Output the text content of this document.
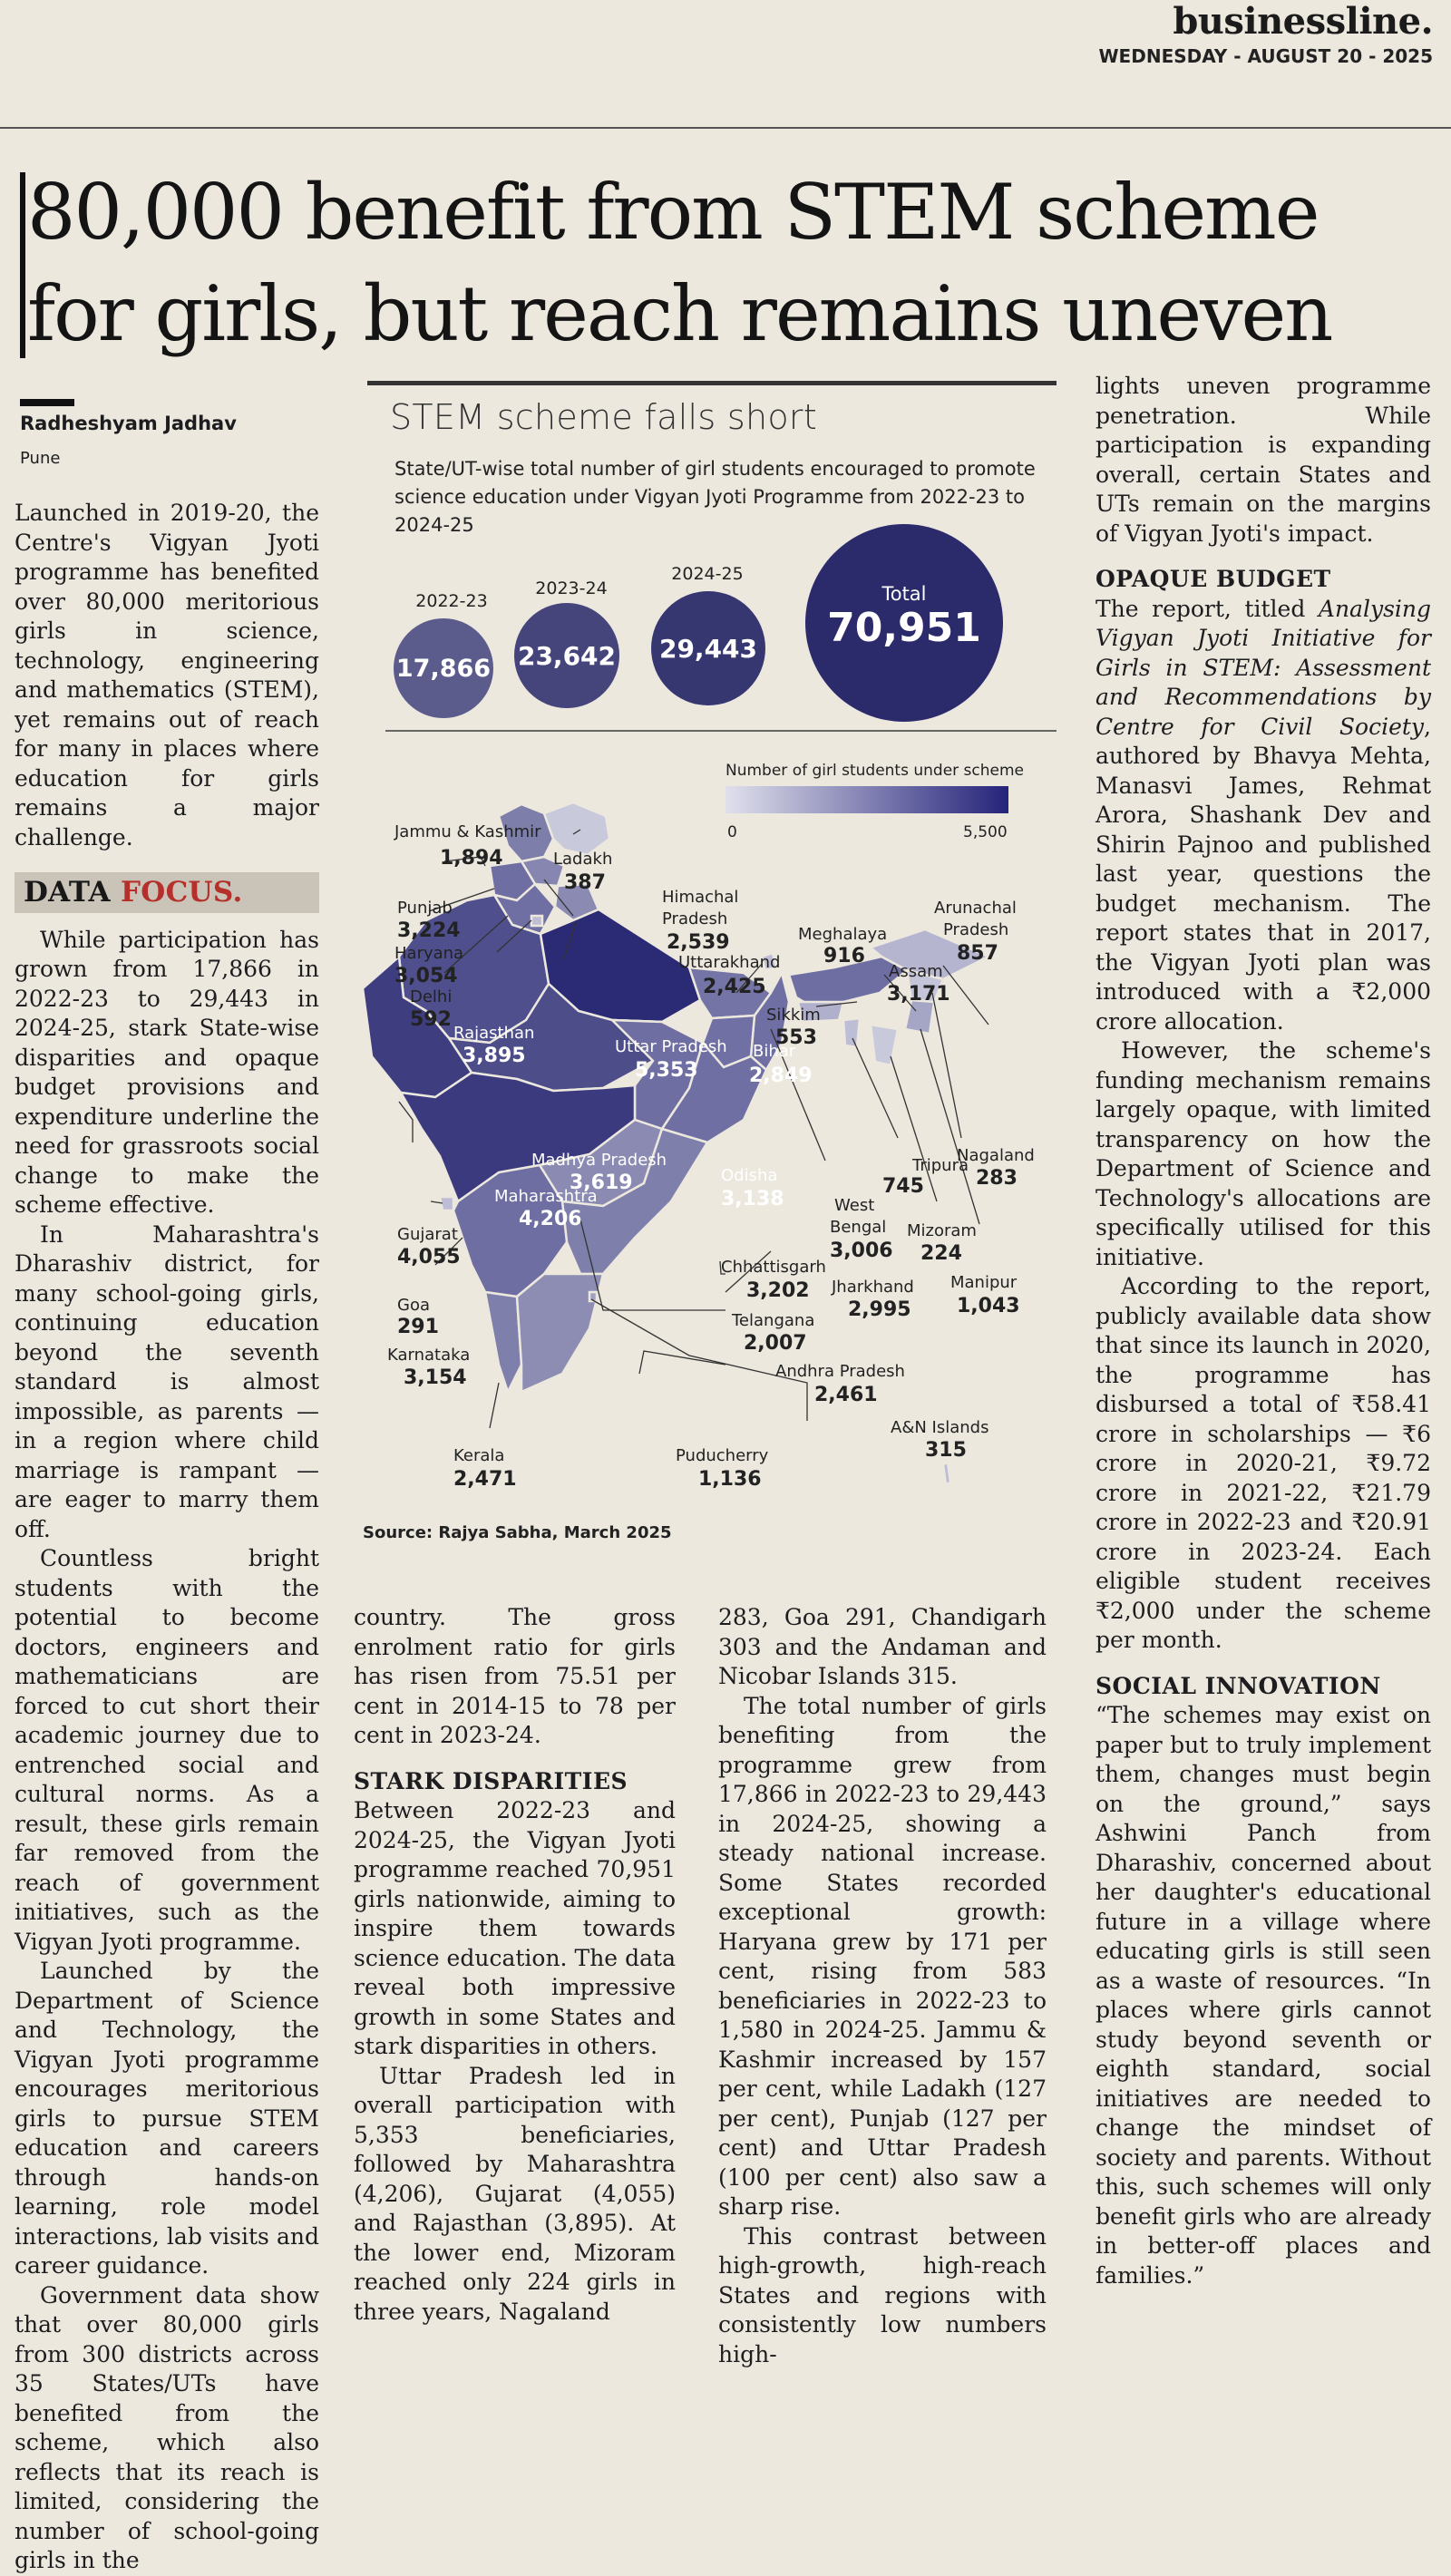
businessline.
WEDNESDAY - AUGUST 20 - 2025
80,000 benefit from STEM scheme for girls, but reach remains uneven
Radheshyam Jadhav
Pune

Launched in 2019-20, the Centre's Vigyan Jyoti programme has benefited over 80,000 meritorious girls in science, technology, engineering and mathematics (STEM), yet remains out of reach for many in places where education for girls remains a major challenge.

DATA FOCUS.

While participation has grown from 17,866 in 2022-23 to 29,443 in 2024-25, stark State-wise disparities and opaque budget provisions and expenditure underline the need for grassroots social change to make the scheme effective.

In Maharashtra's Dharashiv district, for many school-going girls, continuing education beyond the seventh standard is almost impossible, as parents — in a region where child marriage is rampant — are eager to marry them off.

Countless bright students with the potential to become doctors, engineers and mathematicians are forced to cut short their academic journey due to entrenched social and cultural norms. As a result, these girls remain far removed from the reach of government initiatives, such as the Vigyan Jyoti programme.

Launched by the Department of Science and Technology, the Vigyan Jyoti programme encourages meritorious girls to pursue STEM education and careers through hands-on learning, role model interactions, lab visits and career guidance.

Government data show that over 80,000 girls from 300 districts across 35 States/UTs have benefited from the scheme, which also reflects that its reach is limited, considering the number of school-going girls in the

STEM scheme falls short
State/UT-wise total number of girl students encouraged to promote science education under Vigyan Jyoti Programme from 2022-23 to 2024-25
2022-23
17,866
2023-24
23,642
2024-25
29,443
Total
70,951
Number of girl students under scheme
0	5,500
Jammu & Kashmir
1,894	Ladakh
387
Punjab
3,224
Himachal
Pradesh
2,539
Haryana
3,054
Uttarakhand
2,425
Delhi
592
Rajasthan
3,895	Uttar Pradesh
5,353
Bihar
2,849
Sikkim
553
Meghalaya
916
Arunachal
Pradesh
857
Assam
3,171
Madhya Pradesh
3,619
Nagaland
283
Tripura
745
Gujarat
4,055
Maharashtra
4,206
Odisha
3,138	West
Bengal
3,006
Mizoram
224
Chhattisgarh
3,202 Jharkhand
2,995
Manipur
1,043
Goa
291	Telangana
2,007
Karnataka
3,154	Andhra Pradesh
2,461
A&N Islands
315
Kerala
2,471
Puducherry
1,136
Source: Rajya Sabha, March 2025

country. The gross enrolment ratio for girls has risen from 75.51 per cent in 2014-15 to 78 per cent in 2023-24.

STARK DISPARITIES

Between 2022-23 and 2024-25, the Vigyan Jyoti programme reached 70,951 girls nationwide, aiming to inspire them towards science education. The data reveal both impressive growth in some States and stark disparities in others.

Uttar Pradesh led in overall participation with 5,353 beneficiaries, followed by Maharashtra (4,206), Gujarat (4,055) and Rajasthan (3,895). At the lower end, Mizoram reached only 224 girls in three years, Nagaland

283, Goa 291, Chandigarh 303 and the Andaman and Nicobar Islands 315.

The total number of girls benefiting from the programme grew from 17,866 in 2022-23 to 29,443 in 2024-25, showing a steady national increase. Some States recorded exceptional growth: Haryana grew by 171 per cent, rising from 583 beneficiaries in 2022-23 to 1,580 in 2024-25. Jammu & Kashmir increased by 157 per cent, while Ladakh (127 per cent), Punjab (127 per cent) and Uttar Pradesh (100 per cent) also saw a sharp rise.

This contrast between high-growth, high-reach States and regions with consistently low numbers high-

lights uneven programme penetration. While participation is expanding overall, certain States and UTs remain on the margins of Vigyan Jyoti's impact.

OPAQUE BUDGET

The report, titled Analysing Vigyan Jyoti Initiative for Girls in STEM: Assessment and Recommendations by Centre for Civil Society, authored by Bhavya Mehta, Manasvi James, Rehmat Arora, Shashank Dev and Shirin Pajnoo and published last year, questions the budget mechanism. The report states that in 2017, the Vigyan Jyoti plan was introduced with a ₹2,000 crore allocation.

However, the scheme's funding mechanism remains largely opaque, with limited transparency on how the Department of Science and Technology's allocations are specifically utilised for this initiative.

According to the report, publicly available data show that since its launch in 2020, the programme has disbursed a total of ₹58.41 crore in scholarships — ₹6 crore in 2020-21, ₹9.72 crore in 2021-22, ₹21.79 crore in 2022-23 and ₹20.91 crore in 2023-24. Each eligible student receives ₹2,000 under the scheme per month.

SOCIAL INNOVATION

“The schemes may exist on paper but to truly implement them, changes must begin on the ground,” says Ashwini Panch from Dharashiv, concerned about her daughter's educational future in a village where educating girls is still seen as a waste of resources. “In places where girls cannot study beyond seventh or eighth standard, social initiatives are needed to change the mindset of society and parents. Without this, such schemes will only benefit girls who are already in better-off places and families.”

════════════════════

AIM OF THE TASK.
Leave the pictures out and copy the rest of the data exactly.

RESULT OF THE TASK.
Output the text content of this document.
businessline.
WEDNESDAY - AUGUST 20 - 2025
80,000 benefit from STEM scheme for girls, but reach remains uneven
Radheshyam Jadhav
Pune

Launched in 2019-20, the Centre's Vigyan Jyoti programme has benefited over 80,000 meritorious girls in science, technology, engineering and mathematics (STEM), yet remains out of reach for many in places where education for girls remains a major challenge.

DATA FOCUS.

While participation has grown from 17,866 in 2022-23 to 29,443 in 2024-25, stark State-wise disparities and opaque budget provisions and expenditure underline the need for grassroots social change to make the scheme effective.

In Maharashtra's Dharashiv district, for many school-going girls, continuing education beyond the seventh standard is almost impossible, as parents — in a region where child marriage is rampant — are eager to marry them off.

Countless bright students with the potential to become doctors, engineers and mathematicians are forced to cut short their academic journey due to entrenched social and cultural norms. As a result, these girls remain far removed from the reach of government initiatives, such as the Vigyan Jyoti programme.

Launched by the Department of Science and Technology, the Vigyan Jyoti programme encourages meritorious girls to pursue STEM education and careers through hands-on learning, role model interactions, lab visits and career guidance.

Government data show that over 80,000 girls from 300 districts across 35 States/UTs have benefited from the scheme, which also reflects that its reach is limited, considering the number of school-going girls in the

STEM scheme falls short
State/UT-wise total number of girl students encouraged to promote science education under Vigyan Jyoti Programme from 2022-23 to 2024-25
2022-23
17,866
2023-24
23,642
2024-25
29,443
Total
70,951
Number of girl students under scheme
0	5,500
Jammu & Kashmir
1,894	Ladakh
387
Punjab
3,224
Himachal
Pradesh
2,539
Haryana
3,054
Uttarakhand
2,425
Delhi
592
Rajasthan
3,895	Uttar Pradesh
5,353
Bihar
2,849
Sikkim
553
Meghalaya
916
Arunachal
Pradesh
857
Assam
3,171
Madhya Pradesh
3,619
Nagaland
283
Tripura
745
Gujarat
4,055
Maharashtra
4,206
Odisha
3,138	West
Bengal
3,006
Mizoram
224
Chhattisgarh
3,202 Jharkhand
2,995
Manipur
1,043
Goa
291	Telangana
2,007
Karnataka
3,154	Andhra Pradesh
2,461
A&N Islands
315
Kerala
2,471
Puducherry
1,136
Source: Rajya Sabha, March 2025

country. The gross enrolment ratio for girls has risen from 75.51 per cent in 2014-15 to 78 per cent in 2023-24.

STARK DISPARITIES

Between 2022-23 and 2024-25, the Vigyan Jyoti programme reached 70,951 girls nationwide, aiming to inspire them towards science education. The data reveal both impressive growth in some States and stark disparities in others.

Uttar Pradesh led in overall participation with 5,353 beneficiaries, followed by Maharashtra (4,206), Gujarat (4,055) and Rajasthan (3,895). At the lower end, Mizoram reached only 224 girls in three years, Nagaland

283, Goa 291, Chandigarh 303 and the Andaman and Nicobar Islands 315.

The total number of girls benefiting from the programme grew from 17,866 in 2022-23 to 29,443 in 2024-25, showing a steady national increase. Some States recorded exceptional growth: Haryana grew by 171 per cent, rising from 583 beneficiaries in 2022-23 to 1,580 in 2024-25. Jammu & Kashmir increased by 157 per cent, while Ladakh (127 per cent), Punjab (127 per cent) and Uttar Pradesh (100 per cent) also saw a sharp rise.

This contrast between high-growth, high-reach States and regions with consistently low numbers high-

lights uneven programme penetration. While participation is expanding overall, certain States and UTs remain on the margins of Vigyan Jyoti's impact.

OPAQUE BUDGET

The report, titled Analysing Vigyan Jyoti Initiative for Girls in STEM: Assessment and Recommendations by Centre for Civil Society, authored by Bhavya Mehta, Manasvi James, Rehmat Arora, Shashank Dev and Shirin Pajnoo and published last year, questions the budget mechanism. The report states that in 2017, the Vigyan Jyoti plan was introduced with a ₹2,000 crore allocation.

However, the scheme's funding mechanism remains largely opaque, with limited transparency on how the Department of Science and Technology's allocations are specifically utilised for this initiative.

According to the report, publicly available data show that since its launch in 2020, the programme has disbursed a total of ₹58.41 crore in scholarships — ₹6 crore in 2020-21, ₹9.72 crore in 2021-22, ₹21.79 crore in 2022-23 and ₹20.91 crore in 2023-24. Each eligible student receives ₹2,000 under the scheme per month.

SOCIAL INNOVATION

“The schemes may exist on paper but to truly implement them, changes must begin on the ground,” says Ashwini Panch from Dharashiv, concerned about her daughter's educational future in a village where educating girls is still seen as a waste of resources. “In places where girls cannot study beyond seventh or eighth standard, social initiatives are needed to change the mindset of society and parents. Without this, such schemes will only benefit girls who are already in better-off places and families.”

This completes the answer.